• _ENUNCIADO DE LA TAREA_: Devuelve tal cual la parte de la noticia sobre el asesinato de María Ovidia Palechor que va de "Conmoción e indignación" a "de las FARC.".

• _FRAGMENTO PARA LEER_:
- - -

Conmoción e indignación ha generado en Colombia el asesinato a tiros de María Ovidia Palechor, mujer yanakuna, y su esposo, James Flor, dos destacados líderes sociales del Cauca. De acuerdo a las informaciones preliminares, el matrimonio fue atacado en su residencia por un grupo armado, supuestamente perteneciente a una facción disidente de las FARC.
«Ambos integraban la Mesa de Víctimas. Palechor fue consejera de Derechos Humanos y del Programa Mujer del Consejo Regional Indígena del Cauca (Cric), desde donde ejerció una vocería de gran impacto en su comunidad. Junto con su esposo promovía la iniciativa Cajibío, territorio de paz», informó el diario El Tiempo.
Un reporte de Radio Caracol destacó que Palechor «era una reconocida lideresa de la comunidad de La Pedregosa y había denunciado públicamente las afectaciones que sufrió esa población después del ataque de las disidencias de alias ‘Iván Mordisco’ contra una chiva (autobús) el pasado 25 de abril, hecho en el que murieron varias personas».
«Palechor había participado activamente en las exigencias de la comunidad de La Pedregosa tras el ataque del 25 de abril. Entre las peticiones estaban el esclarecimiento de los hechos, una investigación para determinar y judicializar a los responsables, reparación integral para las víctimas y medidas urgentes de protección para evitar nuevos hechos de violencia», detalló Radio Caracol.
Una vez confirmada la noticia, la Defensora del Pueblo, Iris Marín declaró: «Nos duele que este sea el destino de quienes reivindican derechos frente a los grupos armados que son indolentes y crueles con la población inerme».
«5 líderes asesinados en 8 días. Urge acciones para proteger a lideres sociales, especialmente en el departamento de Cauca», alertó Marín.

- - -

[Entradas del conjunto de datos]
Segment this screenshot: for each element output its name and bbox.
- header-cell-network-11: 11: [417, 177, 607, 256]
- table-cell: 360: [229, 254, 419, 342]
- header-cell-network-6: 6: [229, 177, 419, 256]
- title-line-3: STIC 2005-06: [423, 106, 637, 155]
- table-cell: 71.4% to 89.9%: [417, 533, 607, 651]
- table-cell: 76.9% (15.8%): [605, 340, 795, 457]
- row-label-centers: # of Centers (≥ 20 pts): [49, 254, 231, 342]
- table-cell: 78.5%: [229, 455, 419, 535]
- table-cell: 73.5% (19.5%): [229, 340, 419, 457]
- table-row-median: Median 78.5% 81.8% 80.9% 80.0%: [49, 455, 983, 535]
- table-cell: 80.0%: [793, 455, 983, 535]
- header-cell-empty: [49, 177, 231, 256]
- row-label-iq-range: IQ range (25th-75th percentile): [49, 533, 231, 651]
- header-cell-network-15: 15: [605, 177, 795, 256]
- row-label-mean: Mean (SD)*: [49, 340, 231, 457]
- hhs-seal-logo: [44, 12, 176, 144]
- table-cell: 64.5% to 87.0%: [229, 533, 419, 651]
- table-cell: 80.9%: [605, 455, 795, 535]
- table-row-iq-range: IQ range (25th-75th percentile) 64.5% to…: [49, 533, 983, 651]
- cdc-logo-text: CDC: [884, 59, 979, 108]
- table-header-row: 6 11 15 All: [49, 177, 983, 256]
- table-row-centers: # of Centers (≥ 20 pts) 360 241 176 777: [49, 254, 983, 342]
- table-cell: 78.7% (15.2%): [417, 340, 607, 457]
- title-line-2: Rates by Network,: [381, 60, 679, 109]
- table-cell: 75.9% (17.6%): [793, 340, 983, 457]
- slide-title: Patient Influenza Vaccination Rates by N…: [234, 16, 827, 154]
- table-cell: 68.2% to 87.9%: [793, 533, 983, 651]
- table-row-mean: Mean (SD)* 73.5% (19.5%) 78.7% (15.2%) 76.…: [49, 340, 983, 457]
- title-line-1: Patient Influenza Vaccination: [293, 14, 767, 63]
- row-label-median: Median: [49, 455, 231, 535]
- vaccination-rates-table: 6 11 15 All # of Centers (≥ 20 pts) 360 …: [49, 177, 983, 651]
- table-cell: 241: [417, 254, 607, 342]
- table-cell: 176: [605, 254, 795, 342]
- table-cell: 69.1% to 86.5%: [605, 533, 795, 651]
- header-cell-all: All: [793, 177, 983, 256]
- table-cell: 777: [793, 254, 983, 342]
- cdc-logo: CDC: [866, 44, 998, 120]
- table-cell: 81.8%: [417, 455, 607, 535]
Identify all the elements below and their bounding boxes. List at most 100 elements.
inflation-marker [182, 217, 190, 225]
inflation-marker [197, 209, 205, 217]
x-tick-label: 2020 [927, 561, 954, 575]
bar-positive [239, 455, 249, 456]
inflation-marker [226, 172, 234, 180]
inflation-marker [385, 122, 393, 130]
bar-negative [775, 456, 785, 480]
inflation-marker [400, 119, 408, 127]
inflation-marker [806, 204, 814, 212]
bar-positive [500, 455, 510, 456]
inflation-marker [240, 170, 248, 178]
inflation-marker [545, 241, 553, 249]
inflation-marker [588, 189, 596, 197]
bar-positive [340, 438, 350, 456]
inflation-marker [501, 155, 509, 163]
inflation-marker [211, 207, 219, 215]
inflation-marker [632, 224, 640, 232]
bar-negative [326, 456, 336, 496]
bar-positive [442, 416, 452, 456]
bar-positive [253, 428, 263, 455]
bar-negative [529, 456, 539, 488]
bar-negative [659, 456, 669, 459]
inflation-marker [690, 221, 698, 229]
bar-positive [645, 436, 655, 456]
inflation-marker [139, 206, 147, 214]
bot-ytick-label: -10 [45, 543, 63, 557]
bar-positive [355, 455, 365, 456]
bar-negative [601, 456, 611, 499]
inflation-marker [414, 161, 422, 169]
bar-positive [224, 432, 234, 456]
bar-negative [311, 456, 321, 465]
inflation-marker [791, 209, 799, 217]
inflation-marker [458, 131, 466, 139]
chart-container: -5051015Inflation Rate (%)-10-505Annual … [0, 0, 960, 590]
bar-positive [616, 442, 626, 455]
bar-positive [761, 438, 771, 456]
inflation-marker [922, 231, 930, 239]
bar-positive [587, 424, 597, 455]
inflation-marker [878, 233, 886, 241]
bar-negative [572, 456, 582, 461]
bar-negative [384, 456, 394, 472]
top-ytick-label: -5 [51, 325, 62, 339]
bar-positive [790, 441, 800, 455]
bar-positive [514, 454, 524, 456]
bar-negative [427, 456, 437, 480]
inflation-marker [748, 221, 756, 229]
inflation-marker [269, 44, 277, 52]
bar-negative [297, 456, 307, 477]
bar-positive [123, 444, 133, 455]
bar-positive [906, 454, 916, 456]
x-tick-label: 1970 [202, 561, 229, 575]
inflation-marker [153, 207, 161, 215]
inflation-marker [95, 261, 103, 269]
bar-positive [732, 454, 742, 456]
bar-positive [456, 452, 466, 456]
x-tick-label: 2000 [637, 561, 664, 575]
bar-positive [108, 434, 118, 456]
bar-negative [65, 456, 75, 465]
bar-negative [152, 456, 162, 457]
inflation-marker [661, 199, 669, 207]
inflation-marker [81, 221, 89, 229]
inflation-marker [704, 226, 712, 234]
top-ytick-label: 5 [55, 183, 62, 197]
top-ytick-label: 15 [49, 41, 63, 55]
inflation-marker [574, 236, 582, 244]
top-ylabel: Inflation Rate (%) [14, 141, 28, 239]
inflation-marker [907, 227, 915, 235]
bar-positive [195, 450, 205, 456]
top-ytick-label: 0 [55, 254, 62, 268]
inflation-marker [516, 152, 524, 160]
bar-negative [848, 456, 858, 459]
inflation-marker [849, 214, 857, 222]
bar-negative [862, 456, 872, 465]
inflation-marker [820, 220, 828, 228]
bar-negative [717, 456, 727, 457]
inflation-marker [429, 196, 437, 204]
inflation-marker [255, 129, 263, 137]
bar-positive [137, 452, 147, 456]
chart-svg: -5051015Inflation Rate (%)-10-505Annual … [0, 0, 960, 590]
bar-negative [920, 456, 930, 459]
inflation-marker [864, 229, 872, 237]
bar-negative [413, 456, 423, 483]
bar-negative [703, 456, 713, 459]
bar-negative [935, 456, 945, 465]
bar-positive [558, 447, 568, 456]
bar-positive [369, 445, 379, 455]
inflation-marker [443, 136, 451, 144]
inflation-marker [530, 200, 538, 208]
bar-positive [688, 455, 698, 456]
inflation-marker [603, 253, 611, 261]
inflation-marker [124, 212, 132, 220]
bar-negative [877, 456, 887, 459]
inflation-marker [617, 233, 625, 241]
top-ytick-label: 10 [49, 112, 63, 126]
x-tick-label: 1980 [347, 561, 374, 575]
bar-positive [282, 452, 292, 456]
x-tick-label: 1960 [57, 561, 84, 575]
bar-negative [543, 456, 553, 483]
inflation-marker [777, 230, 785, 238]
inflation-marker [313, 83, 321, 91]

- - -

• _RESPUESTA ABAJO_:
Conmoción e indignación ha generado en Colombia el asesinato a tiros de María Ovidia Palechor, mujer yanakuna, y su esposo, James Flor, dos destacados líderes sociales del Cauca. De acuerdo a las informaciones preliminares, el matrimonio fue atacado en su residencia por un grupo armado, supuestamente perteneciente a una facción disidente de las FARC.